◆ Excerpted passage:
------

You have to develop a strategy that effectively addresses their concerns and still achieves your objectives and goals. Understanding your counterpart and their position gives you the insight you need to figure out a way to help you both achieve what you’re looking for. Compromise is only a dirty word if it is your principles you are compromising. Learn what they need and what you can offer. Knowing what “chips” you can trade and when to offer them is critical. If you have done your homework, you will know what they want and what they need as well as what you want and what you need. You will know what you can offer, and how effective each “chip” will be in reaching a mutually agreeable position. Do not fall into the trap of offering a major “chip” too soon! Start with the smaller, less significant “chips” first so that you can use your major offers when they really matter.
“What If?”
No Commander ever enters the battlefield without first understanding his or her contingency plans. He or she will know ahead of time what they are going to do for every significant possibility. They also will have trained themselves and their people how to improvise, adapt, and overcome. After all, Rigid Flexibility Is the Key to Success©! While you are not in a war (although at times it may seem like it!), you are in a situation that is fluid and somewhat unpredictable. Thinking through your possibilities is a very good idea. No one can know exactly how any conversation or discussion will progress, but thinking through the likely scenarios will provide you with insight and preparation that will help you ensure you stay on track and keep your surprises to a minimum.

------

◆ Supplied records:
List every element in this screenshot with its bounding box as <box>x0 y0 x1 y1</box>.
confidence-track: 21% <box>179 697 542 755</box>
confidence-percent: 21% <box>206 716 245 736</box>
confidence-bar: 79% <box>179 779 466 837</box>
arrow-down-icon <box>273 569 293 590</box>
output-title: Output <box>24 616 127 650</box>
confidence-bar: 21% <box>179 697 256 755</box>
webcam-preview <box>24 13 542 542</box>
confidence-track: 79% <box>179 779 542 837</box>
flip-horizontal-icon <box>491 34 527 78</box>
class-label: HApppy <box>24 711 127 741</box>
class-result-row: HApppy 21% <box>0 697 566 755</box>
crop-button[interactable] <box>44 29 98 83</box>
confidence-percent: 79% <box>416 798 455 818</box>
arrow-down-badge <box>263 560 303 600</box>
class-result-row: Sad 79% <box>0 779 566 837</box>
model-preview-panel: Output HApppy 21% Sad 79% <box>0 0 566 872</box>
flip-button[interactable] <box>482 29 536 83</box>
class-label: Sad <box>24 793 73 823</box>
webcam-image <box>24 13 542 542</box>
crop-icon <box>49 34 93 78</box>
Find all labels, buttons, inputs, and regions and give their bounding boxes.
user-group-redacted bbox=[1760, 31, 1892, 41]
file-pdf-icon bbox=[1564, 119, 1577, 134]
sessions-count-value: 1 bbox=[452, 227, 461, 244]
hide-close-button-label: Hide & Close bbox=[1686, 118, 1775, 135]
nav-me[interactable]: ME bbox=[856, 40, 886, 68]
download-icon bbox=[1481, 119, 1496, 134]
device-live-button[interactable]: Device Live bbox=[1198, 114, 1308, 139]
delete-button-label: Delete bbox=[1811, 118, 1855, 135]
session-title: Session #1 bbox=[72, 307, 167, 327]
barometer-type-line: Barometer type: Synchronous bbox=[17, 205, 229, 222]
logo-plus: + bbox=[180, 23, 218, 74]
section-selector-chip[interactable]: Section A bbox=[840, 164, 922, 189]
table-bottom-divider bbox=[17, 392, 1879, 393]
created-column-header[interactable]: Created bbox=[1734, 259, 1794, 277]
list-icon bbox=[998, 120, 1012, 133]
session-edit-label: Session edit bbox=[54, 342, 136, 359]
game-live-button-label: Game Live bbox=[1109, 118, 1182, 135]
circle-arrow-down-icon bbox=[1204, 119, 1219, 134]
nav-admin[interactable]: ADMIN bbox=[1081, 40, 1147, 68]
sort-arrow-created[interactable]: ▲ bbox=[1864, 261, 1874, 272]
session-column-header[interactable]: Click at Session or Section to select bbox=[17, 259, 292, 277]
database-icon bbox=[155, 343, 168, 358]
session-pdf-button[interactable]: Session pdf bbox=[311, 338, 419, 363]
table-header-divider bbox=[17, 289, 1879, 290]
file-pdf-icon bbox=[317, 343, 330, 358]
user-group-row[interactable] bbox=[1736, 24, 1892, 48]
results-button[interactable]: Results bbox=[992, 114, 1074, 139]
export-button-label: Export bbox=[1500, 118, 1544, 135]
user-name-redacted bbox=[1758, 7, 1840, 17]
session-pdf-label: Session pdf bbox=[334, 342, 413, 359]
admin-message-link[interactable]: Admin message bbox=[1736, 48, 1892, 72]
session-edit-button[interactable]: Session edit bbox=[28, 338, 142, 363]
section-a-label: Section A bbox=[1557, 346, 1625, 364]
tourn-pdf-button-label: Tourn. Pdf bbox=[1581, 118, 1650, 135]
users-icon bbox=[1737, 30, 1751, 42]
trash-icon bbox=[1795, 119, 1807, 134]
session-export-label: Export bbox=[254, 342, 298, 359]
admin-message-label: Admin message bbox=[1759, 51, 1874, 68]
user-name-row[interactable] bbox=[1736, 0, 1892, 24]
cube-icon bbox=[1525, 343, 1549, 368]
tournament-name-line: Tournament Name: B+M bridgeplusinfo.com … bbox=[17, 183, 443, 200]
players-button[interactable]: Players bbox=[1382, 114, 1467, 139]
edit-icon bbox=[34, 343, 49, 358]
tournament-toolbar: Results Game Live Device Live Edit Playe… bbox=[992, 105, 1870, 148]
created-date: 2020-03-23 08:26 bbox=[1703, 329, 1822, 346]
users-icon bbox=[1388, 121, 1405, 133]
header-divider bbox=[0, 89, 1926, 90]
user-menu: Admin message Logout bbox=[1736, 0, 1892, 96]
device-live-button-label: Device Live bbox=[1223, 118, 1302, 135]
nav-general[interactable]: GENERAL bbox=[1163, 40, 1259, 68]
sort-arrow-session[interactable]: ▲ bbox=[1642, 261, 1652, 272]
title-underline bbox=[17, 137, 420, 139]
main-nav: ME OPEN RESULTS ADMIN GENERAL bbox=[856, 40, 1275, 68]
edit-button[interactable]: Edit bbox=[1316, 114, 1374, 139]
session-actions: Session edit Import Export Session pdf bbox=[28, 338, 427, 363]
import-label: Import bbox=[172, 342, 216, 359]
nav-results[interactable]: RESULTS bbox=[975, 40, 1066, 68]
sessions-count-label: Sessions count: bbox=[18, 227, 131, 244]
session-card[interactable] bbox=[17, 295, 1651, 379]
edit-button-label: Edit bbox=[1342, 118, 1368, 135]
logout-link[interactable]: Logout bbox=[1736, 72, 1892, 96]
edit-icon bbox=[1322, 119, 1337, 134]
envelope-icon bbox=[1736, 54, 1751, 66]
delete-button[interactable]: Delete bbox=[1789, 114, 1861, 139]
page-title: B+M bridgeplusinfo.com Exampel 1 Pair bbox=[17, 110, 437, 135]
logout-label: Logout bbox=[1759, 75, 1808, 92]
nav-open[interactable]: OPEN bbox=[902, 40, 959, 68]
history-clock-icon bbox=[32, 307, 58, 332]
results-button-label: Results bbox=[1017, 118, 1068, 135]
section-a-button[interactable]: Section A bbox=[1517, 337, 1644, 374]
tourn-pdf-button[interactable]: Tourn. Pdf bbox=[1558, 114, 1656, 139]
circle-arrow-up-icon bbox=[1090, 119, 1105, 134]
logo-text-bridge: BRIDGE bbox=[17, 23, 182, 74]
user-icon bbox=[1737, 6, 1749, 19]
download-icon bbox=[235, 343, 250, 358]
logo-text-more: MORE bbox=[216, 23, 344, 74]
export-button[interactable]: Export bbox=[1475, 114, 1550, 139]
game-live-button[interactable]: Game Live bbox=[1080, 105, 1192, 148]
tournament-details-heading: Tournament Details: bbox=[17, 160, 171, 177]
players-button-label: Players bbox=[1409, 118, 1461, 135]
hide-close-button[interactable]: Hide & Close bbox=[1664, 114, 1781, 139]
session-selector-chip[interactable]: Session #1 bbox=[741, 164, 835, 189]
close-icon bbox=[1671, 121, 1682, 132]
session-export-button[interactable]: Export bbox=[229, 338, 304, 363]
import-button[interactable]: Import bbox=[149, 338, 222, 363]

------

◆ Directives:
A. According to the negotiation text, why should you begin with the smaller, less significant "chips"?
B. Reproduce the stretch of the listing from its first line through the line that contains "sessions-count-value: 1 bbox=[452, 227, 461, 244]", with both ends included.
The listing has no connection to the negotiation text.

◆ Written answers:
A. Starting with the smaller, less significant "chips" keeps your major offers in reserve for when they really matter. Offering a major "chip" too soon is described as a trap to avoid.

B.
List every element in this screenshot with its bounding box as <box>x0 y0 x1 y1</box>.
confidence-track: 21% <box>179 697 542 755</box>
confidence-percent: 21% <box>206 716 245 736</box>
confidence-bar: 79% <box>179 779 466 837</box>
arrow-down-icon <box>273 569 293 590</box>
output-title: Output <box>24 616 127 650</box>
confidence-bar: 21% <box>179 697 256 755</box>
webcam-preview <box>24 13 542 542</box>
confidence-track: 79% <box>179 779 542 837</box>
flip-horizontal-icon <box>491 34 527 78</box>
class-label: HApppy <box>24 711 127 741</box>
class-result-row: HApppy 21% <box>0 697 566 755</box>
crop-button[interactable] <box>44 29 98 83</box>
confidence-percent: 79% <box>416 798 455 818</box>
arrow-down-badge <box>263 560 303 600</box>
class-result-row: Sad 79% <box>0 779 566 837</box>
model-preview-panel: Output HApppy 21% Sad 79% <box>0 0 566 872</box>
flip-button[interactable] <box>482 29 536 83</box>
class-label: Sad <box>24 793 73 823</box>
webcam-image <box>24 13 542 542</box>
crop-icon <box>49 34 93 78</box>
Find all labels, buttons, inputs, and regions and give their bounding boxes.
user-group-redacted bbox=[1760, 31, 1892, 41]
file-pdf-icon bbox=[1564, 119, 1577, 134]
sessions-count-value: 1 bbox=[452, 227, 461, 244]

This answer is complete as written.